— Start Data listing —

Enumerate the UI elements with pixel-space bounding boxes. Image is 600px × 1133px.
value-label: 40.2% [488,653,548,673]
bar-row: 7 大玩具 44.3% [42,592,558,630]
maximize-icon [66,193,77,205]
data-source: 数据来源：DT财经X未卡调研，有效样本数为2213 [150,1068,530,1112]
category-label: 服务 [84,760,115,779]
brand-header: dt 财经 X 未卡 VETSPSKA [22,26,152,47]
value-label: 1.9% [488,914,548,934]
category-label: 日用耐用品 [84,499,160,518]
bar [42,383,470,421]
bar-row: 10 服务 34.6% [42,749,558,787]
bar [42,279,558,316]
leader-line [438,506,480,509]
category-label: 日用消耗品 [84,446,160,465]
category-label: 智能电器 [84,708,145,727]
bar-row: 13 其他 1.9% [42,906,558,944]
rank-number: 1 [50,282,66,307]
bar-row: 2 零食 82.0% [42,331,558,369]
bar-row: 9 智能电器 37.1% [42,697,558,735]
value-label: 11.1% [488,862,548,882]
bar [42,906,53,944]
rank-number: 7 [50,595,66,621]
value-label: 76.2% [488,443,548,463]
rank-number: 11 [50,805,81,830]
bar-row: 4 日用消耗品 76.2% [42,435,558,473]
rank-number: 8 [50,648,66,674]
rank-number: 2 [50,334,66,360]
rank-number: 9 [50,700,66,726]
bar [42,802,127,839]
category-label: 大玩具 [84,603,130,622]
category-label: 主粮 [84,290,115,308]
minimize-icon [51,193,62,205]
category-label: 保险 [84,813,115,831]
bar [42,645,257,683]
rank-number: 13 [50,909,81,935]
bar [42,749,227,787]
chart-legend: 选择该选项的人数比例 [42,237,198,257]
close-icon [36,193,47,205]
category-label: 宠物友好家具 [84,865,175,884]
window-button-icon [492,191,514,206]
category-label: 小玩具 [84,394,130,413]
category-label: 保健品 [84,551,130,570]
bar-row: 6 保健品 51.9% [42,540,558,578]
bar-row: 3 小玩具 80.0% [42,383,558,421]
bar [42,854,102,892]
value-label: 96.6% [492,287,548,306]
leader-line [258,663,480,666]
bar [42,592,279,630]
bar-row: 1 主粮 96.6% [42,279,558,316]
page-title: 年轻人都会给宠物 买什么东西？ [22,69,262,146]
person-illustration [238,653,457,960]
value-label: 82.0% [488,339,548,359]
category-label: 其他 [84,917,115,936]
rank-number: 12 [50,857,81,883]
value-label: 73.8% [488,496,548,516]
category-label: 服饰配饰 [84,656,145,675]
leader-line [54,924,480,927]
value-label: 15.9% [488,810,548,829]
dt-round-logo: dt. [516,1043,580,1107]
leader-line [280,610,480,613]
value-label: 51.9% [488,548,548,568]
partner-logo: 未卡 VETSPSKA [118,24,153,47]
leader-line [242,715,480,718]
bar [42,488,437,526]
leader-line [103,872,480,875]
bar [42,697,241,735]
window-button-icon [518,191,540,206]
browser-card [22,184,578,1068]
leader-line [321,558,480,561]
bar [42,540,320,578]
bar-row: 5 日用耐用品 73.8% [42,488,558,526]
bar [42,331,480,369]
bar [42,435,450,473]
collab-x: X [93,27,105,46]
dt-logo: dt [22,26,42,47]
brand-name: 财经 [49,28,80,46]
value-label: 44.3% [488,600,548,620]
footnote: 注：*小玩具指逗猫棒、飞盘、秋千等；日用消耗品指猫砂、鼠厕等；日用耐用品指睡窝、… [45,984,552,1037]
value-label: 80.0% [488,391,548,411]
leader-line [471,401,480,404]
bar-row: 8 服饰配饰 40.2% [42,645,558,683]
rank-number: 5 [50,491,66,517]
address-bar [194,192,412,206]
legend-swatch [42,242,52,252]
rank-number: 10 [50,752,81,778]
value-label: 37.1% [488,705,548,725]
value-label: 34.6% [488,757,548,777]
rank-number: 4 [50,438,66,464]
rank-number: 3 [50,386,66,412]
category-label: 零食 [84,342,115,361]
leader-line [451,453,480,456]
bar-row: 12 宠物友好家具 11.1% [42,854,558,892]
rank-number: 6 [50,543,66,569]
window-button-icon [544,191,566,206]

— End Data listing —

> **Task details**: Can you swap every "leader-line" in the records above for "connector-line" and reproduce them with nothing else changed?

> **Answer for the task**:
Enumerate the UI elements with pixel-space bounding boxes. Image is 600px × 1133px.
value-label: 40.2% [488,653,548,673]
bar-row: 7 大玩具 44.3% [42,592,558,630]
maximize-icon [66,193,77,205]
data-source: 数据来源：DT财经X未卡调研，有效样本数为2213 [150,1068,530,1112]
category-label: 服务 [84,760,115,779]
brand-header: dt 财经 X 未卡 VETSPSKA [22,26,152,47]
value-label: 1.9% [488,914,548,934]
category-label: 日用耐用品 [84,499,160,518]
bar [42,383,470,421]
bar-row: 10 服务 34.6% [42,749,558,787]
bar [42,279,558,316]
connector-line [438,506,480,509]
category-label: 日用消耗品 [84,446,160,465]
category-label: 智能电器 [84,708,145,727]
bar-row: 13 其他 1.9% [42,906,558,944]
rank-number: 1 [50,282,66,307]
bar-row: 2 零食 82.0% [42,331,558,369]
bar-row: 9 智能电器 37.1% [42,697,558,735]
value-label: 11.1% [488,862,548,882]
bar [42,906,53,944]
rank-number: 7 [50,595,66,621]
value-label: 76.2% [488,443,548,463]
rank-number: 11 [50,805,81,830]
bar-row: 4 日用消耗品 76.2% [42,435,558,473]
rank-number: 8 [50,648,66,674]
rank-number: 2 [50,334,66,360]
rank-number: 9 [50,700,66,726]
bar [42,802,127,839]
category-label: 大玩具 [84,603,130,622]
category-label: 主粮 [84,290,115,308]
minimize-icon [51,193,62,205]
category-label: 保险 [84,813,115,831]
bar [42,645,257,683]
rank-number: 13 [50,909,81,935]
bar [42,749,227,787]
chart-legend: 选择该选项的人数比例 [42,237,198,257]
close-icon [36,193,47,205]
category-label: 宠物友好家具 [84,865,175,884]
window-button-icon [492,191,514,206]
category-label: 小玩具 [84,394,130,413]
category-label: 保健品 [84,551,130,570]
bar-row: 6 保健品 51.9% [42,540,558,578]
bar-row: 3 小玩具 80.0% [42,383,558,421]
bar [42,854,102,892]
value-label: 96.6% [492,287,548,306]
connector-line [258,663,480,666]
bar [42,592,279,630]
bar-row: 1 主粮 96.6% [42,279,558,316]
page-title: 年轻人都会给宠物 买什么东西？ [22,69,262,146]
person-illustration [238,653,457,960]
value-label: 82.0% [488,339,548,359]
category-label: 其他 [84,917,115,936]
rank-number: 12 [50,857,81,883]
value-label: 73.8% [488,496,548,516]
category-label: 服饰配饰 [84,656,145,675]
connector-line [54,924,480,927]
value-label: 15.9% [488,810,548,829]
dt-round-logo: dt. [516,1043,580,1107]
connector-line [280,610,480,613]
value-label: 51.9% [488,548,548,568]
partner-logo: 未卡 VETSPSKA [118,24,153,47]
connector-line [242,715,480,718]
bar [42,488,437,526]
connector-line [103,872,480,875]
bar [42,697,241,735]
window-button-icon [518,191,540,206]
browser-card [22,184,578,1068]
connector-line [321,558,480,561]
bar [42,540,320,578]
bar-row: 5 日用耐用品 73.8% [42,488,558,526]
bar [42,331,480,369]
bar [42,435,450,473]
collab-x: X [93,27,105,46]
dt-logo: dt [22,26,42,47]
brand-name: 财经 [49,28,80,46]
value-label: 44.3% [488,600,548,620]
footnote: 注：*小玩具指逗猫棒、飞盘、秋千等；日用消耗品指猫砂、鼠厕等；日用耐用品指睡窝、… [45,984,552,1037]
value-label: 80.0% [488,391,548,411]
connector-line [471,401,480,404]
bar-row: 8 服饰配饰 40.2% [42,645,558,683]
rank-number: 5 [50,491,66,517]
address-bar [194,192,412,206]
legend-swatch [42,242,52,252]
rank-number: 10 [50,752,81,778]
value-label: 37.1% [488,705,548,725]
value-label: 34.6% [488,757,548,777]
rank-number: 4 [50,438,66,464]
rank-number: 3 [50,386,66,412]
category-label: 零食 [84,342,115,361]
connector-line [451,453,480,456]
bar-row: 12 宠物友好家具 11.1% [42,854,558,892]
rank-number: 6 [50,543,66,569]
window-button-icon [544,191,566,206]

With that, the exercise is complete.